## Written request
Copy the data exactly as it appears, and do not include any pictures.

## Task input

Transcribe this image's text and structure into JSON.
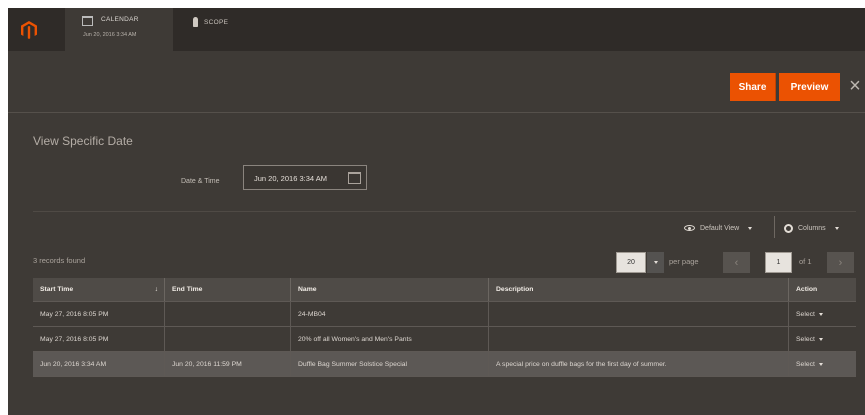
{
  "colors": {
    "accent": "#eb5202",
    "panel": "#3e3a36",
    "topbar": "#2f2b28"
  },
  "topbar": {
    "logo": "magento-logo-icon",
    "tabs": [
      {
        "label": "CALENDAR",
        "sub": "Jun 20, 2016 3:34 AM",
        "icon": "calendar-icon"
      },
      {
        "label": "SCOPE",
        "icon": "pin-icon"
      }
    ]
  },
  "actions": {
    "share": "Share",
    "preview": "Preview",
    "close": "×"
  },
  "section": {
    "title": "View Specific Date",
    "datetime_label": "Date & Time",
    "datetime_value": "Jun 20, 2016 3:34 AM"
  },
  "toolbar": {
    "default_view": "Default View",
    "columns": "Columns"
  },
  "grid": {
    "records": "3 records found",
    "per_page_value": "20",
    "per_page_label": "per page",
    "page": "1",
    "of": "of 1",
    "columns": [
      "Start Time",
      "End Time",
      "Name",
      "Description",
      "Action"
    ],
    "sort_indicator": "↓",
    "rows": [
      {
        "start": "May 27, 2016 8:05 PM",
        "end": "",
        "name": "24-MB04",
        "description": "",
        "action": "Select"
      },
      {
        "start": "May 27, 2016 8:05 PM",
        "end": "",
        "name": "20% off all Women's and Men's Pants",
        "description": "",
        "action": "Select"
      },
      {
        "start": "Jun 20, 2016 3:34 AM",
        "end": "Jun 20, 2016 11:59 PM",
        "name": "Duffle Bag Summer Solstice Special",
        "description": "A special price on duffle bags for the first day of summer.",
        "action": "Select"
      }
    ]
  }
}
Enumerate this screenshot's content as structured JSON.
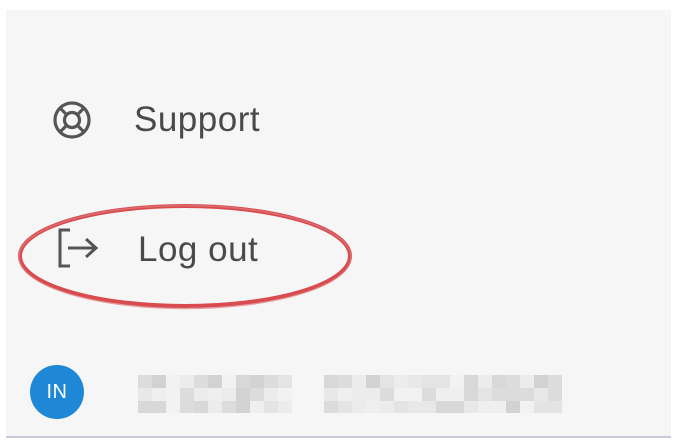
{
  "menu": {
    "items": [
      {
        "label": "Support",
        "icon": "lifebuoy-icon"
      },
      {
        "label": "Log out",
        "icon": "logout-icon"
      }
    ]
  },
  "annotation": {
    "shape": "ellipse",
    "color": "#d84b4f",
    "target": "Log out"
  },
  "user": {
    "initials": "IN",
    "avatar_color": "#1e88d6",
    "name_redacted": true
  }
}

## The reply
Transcribe this image's text and structure into JSON.
{
  "colors": {
    "accent": "#eb5202",
    "panel": "#3e3a36",
    "topbar": "#2f2b28"
  },
  "topbar": {
    "logo": "magento-logo-icon",
    "tabs": [
      {
        "label": "CALENDAR",
        "sub": "Jun 20, 2016 3:34 AM",
        "icon": "calendar-icon"
      },
      {
        "label": "SCOPE",
        "icon": "pin-icon"
      }
    ]
  },
  "actions": {
    "share": "Share",
    "preview": "Preview",
    "close": "×"
  },
  "section": {
    "title": "View Specific Date",
    "datetime_label": "Date & Time",
    "datetime_value": "Jun 20, 2016 3:34 AM"
  },
  "toolbar": {
    "default_view": "Default View",
    "columns": "Columns"
  },
  "grid": {
    "records": "3 records found",
    "per_page_value": "20",
    "per_page_label": "per page",
    "page": "1",
    "of": "of 1",
    "columns": [
      "Start Time",
      "End Time",
      "Name",
      "Description",
      "Action"
    ],
    "sort_indicator": "↓",
    "rows": [
      {
        "start": "May 27, 2016 8:05 PM",
        "end": "",
        "name": "24-MB04",
        "description": "",
        "action": "Select"
      },
      {
        "start": "May 27, 2016 8:05 PM",
        "end": "",
        "name": "20% off all Women's and Men's Pants",
        "description": "",
        "action": "Select"
      },
      {
        "start": "Jun 20, 2016 3:34 AM",
        "end": "Jun 20, 2016 11:59 PM",
        "name": "Duffle Bag Summer Solstice Special",
        "description": "A special price on duffle bags for the first day of summer.",
        "action": "Select"
      }
    ]
  }
}
Enumerate this screenshot's content as structured JSON.
{
  "menu": {
    "items": [
      {
        "label": "Support",
        "icon": "lifebuoy-icon"
      },
      {
        "label": "Log out",
        "icon": "logout-icon"
      }
    ]
  },
  "annotation": {
    "shape": "ellipse",
    "color": "#d84b4f",
    "target": "Log out"
  },
  "user": {
    "initials": "IN",
    "avatar_color": "#1e88d6",
    "name_redacted": true
  }
}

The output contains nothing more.